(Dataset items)
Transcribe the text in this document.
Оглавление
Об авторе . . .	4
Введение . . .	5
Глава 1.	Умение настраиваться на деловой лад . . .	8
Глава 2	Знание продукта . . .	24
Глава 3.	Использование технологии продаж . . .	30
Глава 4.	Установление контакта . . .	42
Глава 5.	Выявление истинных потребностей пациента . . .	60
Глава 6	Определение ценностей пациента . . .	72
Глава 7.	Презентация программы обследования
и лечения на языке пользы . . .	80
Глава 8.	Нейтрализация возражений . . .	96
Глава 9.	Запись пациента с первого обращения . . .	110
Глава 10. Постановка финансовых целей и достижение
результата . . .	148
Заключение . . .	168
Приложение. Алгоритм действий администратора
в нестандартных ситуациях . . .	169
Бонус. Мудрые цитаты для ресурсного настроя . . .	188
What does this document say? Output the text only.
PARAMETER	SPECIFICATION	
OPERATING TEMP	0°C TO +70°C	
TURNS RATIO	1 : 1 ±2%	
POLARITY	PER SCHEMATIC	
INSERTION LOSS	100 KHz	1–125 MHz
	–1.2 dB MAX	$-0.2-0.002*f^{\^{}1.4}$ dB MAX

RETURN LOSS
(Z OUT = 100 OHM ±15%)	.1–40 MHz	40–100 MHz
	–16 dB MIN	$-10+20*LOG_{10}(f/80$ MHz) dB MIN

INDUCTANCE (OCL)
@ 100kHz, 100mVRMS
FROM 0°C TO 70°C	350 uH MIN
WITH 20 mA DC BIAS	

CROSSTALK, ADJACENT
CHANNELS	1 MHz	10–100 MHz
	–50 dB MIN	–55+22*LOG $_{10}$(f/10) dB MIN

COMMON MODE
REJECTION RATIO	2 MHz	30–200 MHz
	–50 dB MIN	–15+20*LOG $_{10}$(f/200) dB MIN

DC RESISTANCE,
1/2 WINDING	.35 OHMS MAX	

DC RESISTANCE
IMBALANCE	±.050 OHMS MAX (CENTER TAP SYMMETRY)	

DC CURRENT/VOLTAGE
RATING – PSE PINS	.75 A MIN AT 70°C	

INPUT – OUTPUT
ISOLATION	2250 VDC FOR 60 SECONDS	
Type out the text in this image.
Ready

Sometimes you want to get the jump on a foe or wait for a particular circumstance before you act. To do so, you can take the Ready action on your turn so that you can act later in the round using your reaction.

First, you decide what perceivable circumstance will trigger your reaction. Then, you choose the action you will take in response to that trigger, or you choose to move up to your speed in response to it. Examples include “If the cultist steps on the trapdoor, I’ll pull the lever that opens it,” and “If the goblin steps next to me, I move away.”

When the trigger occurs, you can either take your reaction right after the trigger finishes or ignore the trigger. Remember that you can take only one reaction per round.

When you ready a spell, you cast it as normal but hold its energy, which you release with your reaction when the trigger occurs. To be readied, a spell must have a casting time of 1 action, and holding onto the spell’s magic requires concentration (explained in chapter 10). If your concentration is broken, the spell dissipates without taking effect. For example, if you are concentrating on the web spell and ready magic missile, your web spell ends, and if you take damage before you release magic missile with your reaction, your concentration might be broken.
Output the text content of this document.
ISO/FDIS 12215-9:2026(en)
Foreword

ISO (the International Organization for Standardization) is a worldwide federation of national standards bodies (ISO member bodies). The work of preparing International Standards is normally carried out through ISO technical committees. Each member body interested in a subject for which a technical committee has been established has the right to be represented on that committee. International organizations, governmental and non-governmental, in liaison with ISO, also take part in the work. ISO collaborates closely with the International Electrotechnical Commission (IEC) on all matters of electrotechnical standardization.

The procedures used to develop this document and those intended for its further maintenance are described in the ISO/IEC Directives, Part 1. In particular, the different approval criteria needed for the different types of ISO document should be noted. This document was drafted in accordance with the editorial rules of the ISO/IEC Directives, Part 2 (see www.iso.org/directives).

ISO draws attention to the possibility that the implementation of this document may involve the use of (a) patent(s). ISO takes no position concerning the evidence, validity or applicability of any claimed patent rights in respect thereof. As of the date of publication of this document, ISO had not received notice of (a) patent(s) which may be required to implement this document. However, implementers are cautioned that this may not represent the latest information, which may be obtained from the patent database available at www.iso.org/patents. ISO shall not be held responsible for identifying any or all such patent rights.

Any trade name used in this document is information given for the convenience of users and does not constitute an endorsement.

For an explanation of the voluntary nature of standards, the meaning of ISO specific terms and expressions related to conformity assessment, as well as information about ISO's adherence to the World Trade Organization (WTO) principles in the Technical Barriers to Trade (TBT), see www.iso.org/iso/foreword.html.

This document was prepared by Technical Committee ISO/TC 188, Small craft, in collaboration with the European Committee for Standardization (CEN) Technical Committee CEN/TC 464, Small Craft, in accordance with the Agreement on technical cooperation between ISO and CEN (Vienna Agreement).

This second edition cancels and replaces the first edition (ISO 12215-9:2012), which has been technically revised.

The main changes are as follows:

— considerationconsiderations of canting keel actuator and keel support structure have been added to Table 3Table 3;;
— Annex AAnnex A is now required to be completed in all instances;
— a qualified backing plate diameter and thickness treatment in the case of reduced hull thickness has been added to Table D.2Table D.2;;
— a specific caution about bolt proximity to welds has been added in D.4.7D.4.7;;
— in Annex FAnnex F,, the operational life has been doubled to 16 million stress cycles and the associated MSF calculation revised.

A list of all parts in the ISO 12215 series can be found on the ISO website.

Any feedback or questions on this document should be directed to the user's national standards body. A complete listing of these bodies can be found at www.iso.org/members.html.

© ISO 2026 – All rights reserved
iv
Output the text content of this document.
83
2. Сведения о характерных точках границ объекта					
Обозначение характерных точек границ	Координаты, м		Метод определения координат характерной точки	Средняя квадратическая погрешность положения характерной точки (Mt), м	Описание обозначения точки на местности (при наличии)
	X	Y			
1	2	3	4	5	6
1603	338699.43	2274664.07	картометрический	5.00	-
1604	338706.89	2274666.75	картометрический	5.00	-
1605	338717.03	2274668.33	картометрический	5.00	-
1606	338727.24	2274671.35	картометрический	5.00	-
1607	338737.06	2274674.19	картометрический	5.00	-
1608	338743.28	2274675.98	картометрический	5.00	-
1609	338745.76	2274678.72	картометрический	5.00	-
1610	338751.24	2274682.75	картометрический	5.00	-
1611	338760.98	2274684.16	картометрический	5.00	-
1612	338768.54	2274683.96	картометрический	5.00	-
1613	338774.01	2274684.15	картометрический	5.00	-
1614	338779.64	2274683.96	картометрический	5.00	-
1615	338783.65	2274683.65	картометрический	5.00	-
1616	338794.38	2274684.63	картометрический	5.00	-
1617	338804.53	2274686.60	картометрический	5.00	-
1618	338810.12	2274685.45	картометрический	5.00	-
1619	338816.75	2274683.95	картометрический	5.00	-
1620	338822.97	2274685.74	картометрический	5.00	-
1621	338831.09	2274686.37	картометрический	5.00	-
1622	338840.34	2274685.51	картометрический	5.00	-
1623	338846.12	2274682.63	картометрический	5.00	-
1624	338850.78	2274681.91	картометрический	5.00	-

DIRECTIONS FOR THIS TASK
Transcribe the material above in its entirety. Match it exactly.

SOLVED PROBLEM
Transcribe the text in this document.
Оглавление
Об авторе . . .	4
Введение . . .	5
Глава 1.	Умение настраиваться на деловой лад . . .	8
Глава 2	Знание продукта . . .	24
Глава 3.	Использование технологии продаж . . .	30
Глава 4.	Установление контакта . . .	42
Глава 5.	Выявление истинных потребностей пациента . . .	60
Глава 6	Определение ценностей пациента . . .	72
Глава 7.	Презентация программы обследования
и лечения на языке пользы . . .	80
Глава 8.	Нейтрализация возражений . . .	96
Глава 9.	Запись пациента с первого обращения . . .	110
Глава 10. Постановка финансовых целей и достижение
результата . . .	148
Заключение . . .	168
Приложение. Алгоритм действий администратора
в нестандартных ситуациях . . .	169
Бонус. Мудрые цитаты для ресурсного настроя . . .	188
What does this document say? Output the text only.
PARAMETER	SPECIFICATION	
OPERATING TEMP	0°C TO +70°C	
TURNS RATIO	1 : 1 ±2%	
POLARITY	PER SCHEMATIC	
INSERTION LOSS	100 KHz	1–125 MHz
	–1.2 dB MAX	$-0.2-0.002*f^{\^{}1.4}$ dB MAX

RETURN LOSS
(Z OUT = 100 OHM ±15%)	.1–40 MHz	40–100 MHz
	–16 dB MIN	$-10+20*LOG_{10}(f/80$ MHz) dB MIN

INDUCTANCE (OCL)
@ 100kHz, 100mVRMS
FROM 0°C TO 70°C	350 uH MIN
WITH 20 mA DC BIAS	

CROSSTALK, ADJACENT
CHANNELS	1 MHz	10–100 MHz
	–50 dB MIN	–55+22*LOG $_{10}$(f/10) dB MIN

COMMON MODE
REJECTION RATIO	2 MHz	30–200 MHz
	–50 dB MIN	–15+20*LOG $_{10}$(f/200) dB MIN

DC RESISTANCE,
1/2 WINDING	.35 OHMS MAX	

DC RESISTANCE
IMBALANCE	±.050 OHMS MAX (CENTER TAP SYMMETRY)	

DC CURRENT/VOLTAGE
RATING – PSE PINS	.75 A MIN AT 70°C	

INPUT – OUTPUT
ISOLATION	2250 VDC FOR 60 SECONDS	
Type out the text in this image.
Ready

Sometimes you want to get the jump on a foe or wait for a particular circumstance before you act. To do so, you can take the Ready action on your turn so that you can act later in the round using your reaction.

First, you decide what perceivable circumstance will trigger your reaction. Then, you choose the action you will take in response to that trigger, or you choose to move up to your speed in response to it. Examples include “If the cultist steps on the trapdoor, I’ll pull the lever that opens it,” and “If the goblin steps next to me, I move away.”

When the trigger occurs, you can either take your reaction right after the trigger finishes or ignore the trigger. Remember that you can take only one reaction per round.

When you ready a spell, you cast it as normal but hold its energy, which you release with your reaction when the trigger occurs. To be readied, a spell must have a casting time of 1 action, and holding onto the spell’s magic requires concentration (explained in chapter 10). If your concentration is broken, the spell dissipates without taking effect. For example, if you are concentrating on the web spell and ready magic missile, your web spell ends, and if you take damage before you release magic missile with your reaction, your concentration might be broken.
Output the text content of this document.
ISO/FDIS 12215-9:2026(en)
Foreword

ISO (the International Organization for Standardization) is a worldwide federation of national standards bodies (ISO member bodies). The work of preparing International Standards is normally carried out through ISO technical committees. Each member body interested in a subject for which a technical committee has been established has the right to be represented on that committee. International organizations, governmental and non-governmental, in liaison with ISO, also take part in the work. ISO collaborates closely with the International Electrotechnical Commission (IEC) on all matters of electrotechnical standardization.

The procedures used to develop this document and those intended for its further maintenance are described in the ISO/IEC Directives, Part 1. In particular, the different approval criteria needed for the different types of ISO document should be noted. This document was drafted in accordance with the editorial rules of the ISO/IEC Directives, Part 2 (see www.iso.org/directives).

ISO draws attention to the possibility that the implementation of this document may involve the use of (a) patent(s). ISO takes no position concerning the evidence, validity or applicability of any claimed patent rights in respect thereof. As of the date of publication of this document, ISO had not received notice of (a) patent(s) which may be required to implement this document. However, implementers are cautioned that this may not represent the latest information, which may be obtained from the patent database available at www.iso.org/patents. ISO shall not be held responsible for identifying any or all such patent rights.

Any trade name used in this document is information given for the convenience of users and does not constitute an endorsement.

For an explanation of the voluntary nature of standards, the meaning of ISO specific terms and expressions related to conformity assessment, as well as information about ISO's adherence to the World Trade Organization (WTO) principles in the Technical Barriers to Trade (TBT), see www.iso.org/iso/foreword.html.

This document was prepared by Technical Committee ISO/TC 188, Small craft, in collaboration with the European Committee for Standardization (CEN) Technical Committee CEN/TC 464, Small Craft, in accordance with the Agreement on technical cooperation between ISO and CEN (Vienna Agreement).

This second edition cancels and replaces the first edition (ISO 12215-9:2012), which has been technically revised.

The main changes are as follows:

— considerationconsiderations of canting keel actuator and keel support structure have been added to Table 3Table 3;;
— Annex AAnnex A is now required to be completed in all instances;
— a qualified backing plate diameter and thickness treatment in the case of reduced hull thickness has been added to Table D.2Table D.2;;
— a specific caution about bolt proximity to welds has been added in D.4.7D.4.7;;
— in Annex FAnnex F,, the operational life has been doubled to 16 million stress cycles and the associated MSF calculation revised.

A list of all parts in the ISO 12215 series can be found on the ISO website.

Any feedback or questions on this document should be directed to the user's national standards body. A complete listing of these bodies can be found at www.iso.org/members.html.

© ISO 2026 – All rights reserved
iv
Output the text content of this document.
83
2. Сведения о характерных точках границ объекта					
Обозначение характерных точек границ	Координаты, м		Метод определения координат характерной точки	Средняя квадратическая погрешность положения характерной точки (Mt), м	Описание обозначения точки на местности (при наличии)
	X	Y			
1	2	3	4	5	6
1603	338699.43	2274664.07	картометрический	5.00	-
1604	338706.89	2274666.75	картометрический	5.00	-
1605	338717.03	2274668.33	картометрический	5.00	-
1606	338727.24	2274671.35	картометрический	5.00	-
1607	338737.06	2274674.19	картометрический	5.00	-
1608	338743.28	2274675.98	картометрический	5.00	-
1609	338745.76	2274678.72	картометрический	5.00	-
1610	338751.24	2274682.75	картометрический	5.00	-
1611	338760.98	2274684.16	картометрический	5.00	-
1612	338768.54	2274683.96	картометрический	5.00	-
1613	338774.01	2274684.15	картометрический	5.00	-
1614	338779.64	2274683.96	картометрический	5.00	-
1615	338783.65	2274683.65	картометрический	5.00	-
1616	338794.38	2274684.63	картометрический	5.00	-
1617	338804.53	2274686.60	картометрический	5.00	-
1618	338810.12	2274685.45	картометрический	5.00	-
1619	338816.75	2274683.95	картометрический	5.00	-
1620	338822.97	2274685.74	картометрический	5.00	-
1621	338831.09	2274686.37	картометрический	5.00	-
1622	338840.34	2274685.51	картометрический	5.00	-
1623	338846.12	2274682.63	картометрический	5.00	-
1624	338850.78	2274681.91	картометрический	5.00	-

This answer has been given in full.